Excerpted data -
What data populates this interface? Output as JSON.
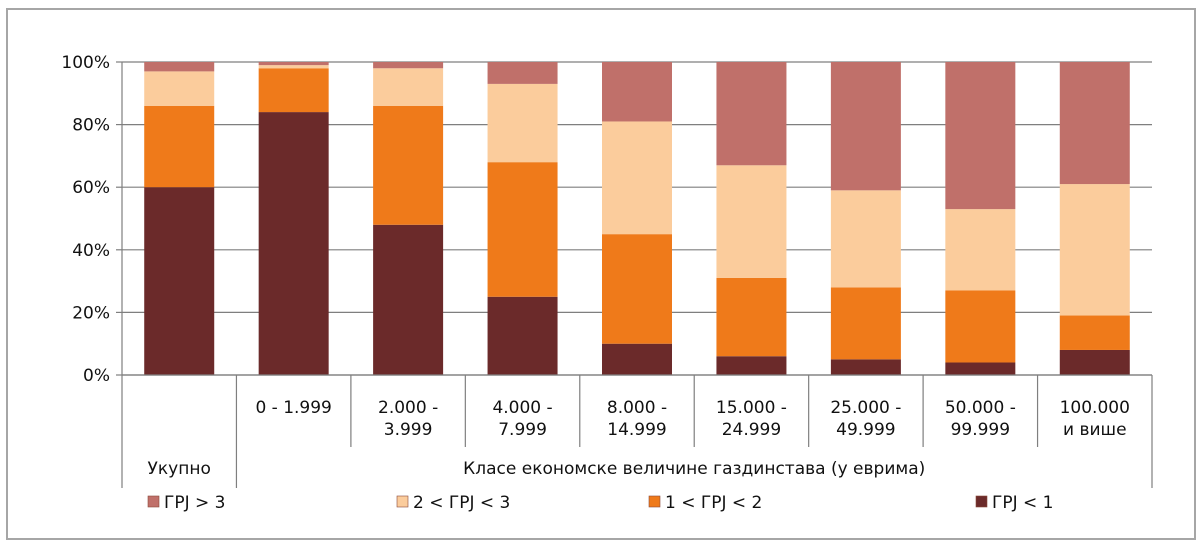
{
  "chart_data": {
    "type": "bar",
    "stacked": true,
    "percent": true,
    "categories": [
      "",
      "0 - 1.999",
      "2.000 -\n3.999",
      "4.000 -\n7.999",
      "8.000 -\n14.999",
      "15.000  -\n24.999",
      "25.000 -\n49.999",
      "50.000 -\n99.999",
      "100.000\nи више"
    ],
    "groups": [
      {
        "label": "Укупно",
        "categories": [
          0
        ]
      },
      {
        "label": "Класе економске величине газдинстава (у еврима)",
        "categories": [
          1,
          2,
          3,
          4,
          5,
          6,
          7,
          8
        ]
      }
    ],
    "series": [
      {
        "name": "ГРЈ < 1",
        "color": "#6b2a2a",
        "values": [
          60,
          84,
          48,
          25,
          10,
          6,
          5,
          4,
          8
        ]
      },
      {
        "name": "1 < ГРЈ < 2",
        "color": "#ef7a1a",
        "values": [
          26,
          14,
          38,
          43,
          35,
          25,
          23,
          23,
          11
        ]
      },
      {
        "name": "2 < ГРЈ < 3",
        "color": "#fbcc9c",
        "values": [
          11,
          1,
          12,
          25,
          36,
          36,
          31,
          26,
          42
        ]
      },
      {
        "name": "ГРЈ > 3",
        "color": "#c0706a",
        "values": [
          3,
          1,
          2,
          7,
          19,
          33,
          41,
          47,
          39
        ]
      }
    ],
    "legend_order": [
      "ГРЈ > 3",
      "2 < ГРЈ < 3",
      "1 < ГРЈ < 2",
      "ГРЈ < 1"
    ],
    "y_ticks": [
      "0%",
      "20%",
      "40%",
      "60%",
      "80%",
      "100%"
    ],
    "ylim": [
      0,
      100
    ],
    "grid": true,
    "legend_position": "bottom"
  }
}
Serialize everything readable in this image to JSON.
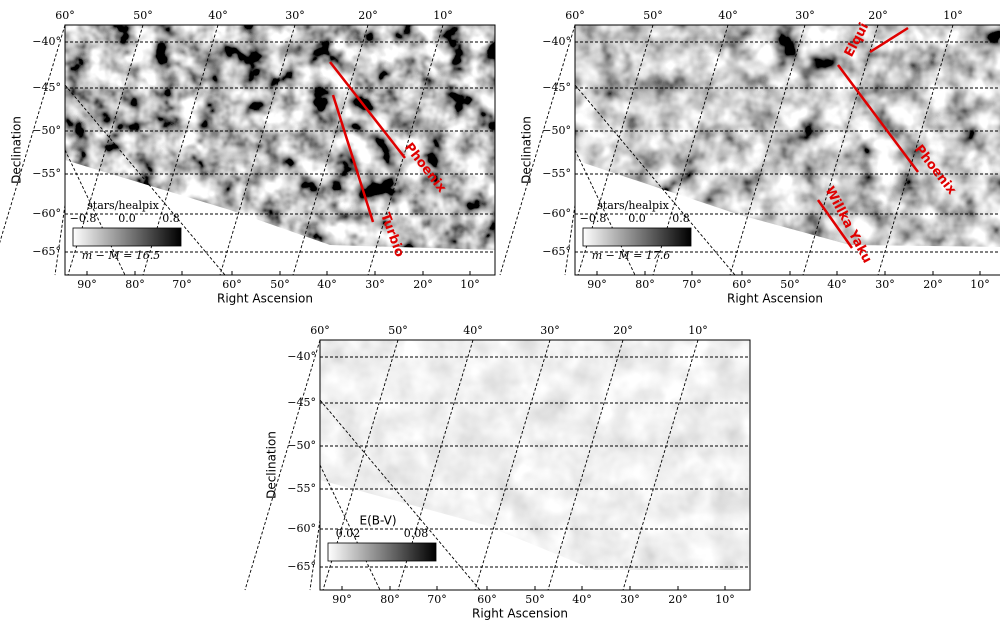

Problem requirements - Leave out every picture and copy the rest of the records exactly.

Correct response -
What data populates this interface? Output as JSON.
{
  "chart_data": {
    "type": "bar",
    "stacked": true,
    "percent": true,
    "categories": [
      "",
      "0 - 1.999",
      "2.000 -\n3.999",
      "4.000 -\n7.999",
      "8.000 -\n14.999",
      "15.000  -\n24.999",
      "25.000 -\n49.999",
      "50.000 -\n99.999",
      "100.000\nи више"
    ],
    "groups": [
      {
        "label": "Укупно",
        "categories": [
          0
        ]
      },
      {
        "label": "Класе економске величине газдинстава (у еврима)",
        "categories": [
          1,
          2,
          3,
          4,
          5,
          6,
          7,
          8
        ]
      }
    ],
    "series": [
      {
        "name": "ГРЈ < 1",
        "color": "#6b2a2a",
        "values": [
          60,
          84,
          48,
          25,
          10,
          6,
          5,
          4,
          8
        ]
      },
      {
        "name": "1 < ГРЈ < 2",
        "color": "#ef7a1a",
        "values": [
          26,
          14,
          38,
          43,
          35,
          25,
          23,
          23,
          11
        ]
      },
      {
        "name": "2 < ГРЈ < 3",
        "color": "#fbcc9c",
        "values": [
          11,
          1,
          12,
          25,
          36,
          36,
          31,
          26,
          42
        ]
      },
      {
        "name": "ГРЈ > 3",
        "color": "#c0706a",
        "values": [
          3,
          1,
          2,
          7,
          19,
          33,
          41,
          47,
          39
        ]
      }
    ],
    "legend_order": [
      "ГРЈ > 3",
      "2 < ГРЈ < 3",
      "1 < ГРЈ < 2",
      "ГРЈ < 1"
    ],
    "y_ticks": [
      "0%",
      "20%",
      "40%",
      "60%",
      "80%",
      "100%"
    ],
    "ylim": [
      0,
      100
    ],
    "grid": true,
    "legend_position": "bottom"
  }
}
Serialize everything readable in this image to JSON.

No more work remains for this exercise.